OBJECTIVE |
Reproduce the listing below verbatim, from its first line through the line containing "comment-timestamp: 1d ago — [127, 688, 213, 719]", inclusive, and output only those lines.

------ RECORDS TO PROCESS

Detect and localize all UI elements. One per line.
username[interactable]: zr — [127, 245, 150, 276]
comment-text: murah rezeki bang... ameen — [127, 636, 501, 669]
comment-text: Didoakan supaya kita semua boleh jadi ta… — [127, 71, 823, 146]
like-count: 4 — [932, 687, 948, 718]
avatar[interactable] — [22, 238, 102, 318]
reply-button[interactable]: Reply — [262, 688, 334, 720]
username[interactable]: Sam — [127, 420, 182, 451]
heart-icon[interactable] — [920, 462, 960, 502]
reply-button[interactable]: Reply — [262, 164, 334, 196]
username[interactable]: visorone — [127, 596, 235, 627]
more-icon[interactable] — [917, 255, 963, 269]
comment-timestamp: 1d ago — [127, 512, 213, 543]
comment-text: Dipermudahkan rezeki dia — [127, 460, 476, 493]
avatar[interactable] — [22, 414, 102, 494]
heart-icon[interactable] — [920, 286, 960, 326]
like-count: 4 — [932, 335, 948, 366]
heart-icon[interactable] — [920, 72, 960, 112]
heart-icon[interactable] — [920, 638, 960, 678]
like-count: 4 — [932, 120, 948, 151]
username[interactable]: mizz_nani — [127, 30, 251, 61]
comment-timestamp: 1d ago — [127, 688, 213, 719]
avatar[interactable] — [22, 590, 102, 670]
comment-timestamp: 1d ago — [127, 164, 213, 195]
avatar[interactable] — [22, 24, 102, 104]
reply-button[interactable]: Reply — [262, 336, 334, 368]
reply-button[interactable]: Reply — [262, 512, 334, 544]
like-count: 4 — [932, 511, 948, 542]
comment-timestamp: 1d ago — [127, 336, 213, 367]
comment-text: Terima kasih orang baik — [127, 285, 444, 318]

------------

WRITTEN RESPONSE |
Detect and localize all UI elements. One per line.
username[interactable]: zr — [127, 245, 150, 276]
comment-text: murah rezeki bang... ameen — [127, 636, 501, 669]
comment-text: Didoakan supaya kita semua boleh jadi ta… — [127, 71, 823, 146]
like-count: 4 — [932, 687, 948, 718]
avatar[interactable] — [22, 238, 102, 318]
reply-button[interactable]: Reply — [262, 688, 334, 720]
username[interactable]: Sam — [127, 420, 182, 451]
heart-icon[interactable] — [920, 462, 960, 502]
reply-button[interactable]: Reply — [262, 164, 334, 196]
username[interactable]: visorone — [127, 596, 235, 627]
more-icon[interactable] — [917, 255, 963, 269]
comment-timestamp: 1d ago — [127, 512, 213, 543]
comment-text: Dipermudahkan rezeki dia — [127, 460, 476, 493]
avatar[interactable] — [22, 414, 102, 494]
heart-icon[interactable] — [920, 286, 960, 326]
like-count: 4 — [932, 335, 948, 366]
heart-icon[interactable] — [920, 72, 960, 112]
heart-icon[interactable] — [920, 638, 960, 678]
like-count: 4 — [932, 120, 948, 151]
username[interactable]: mizz_nani — [127, 30, 251, 61]
comment-timestamp: 1d ago — [127, 688, 213, 719]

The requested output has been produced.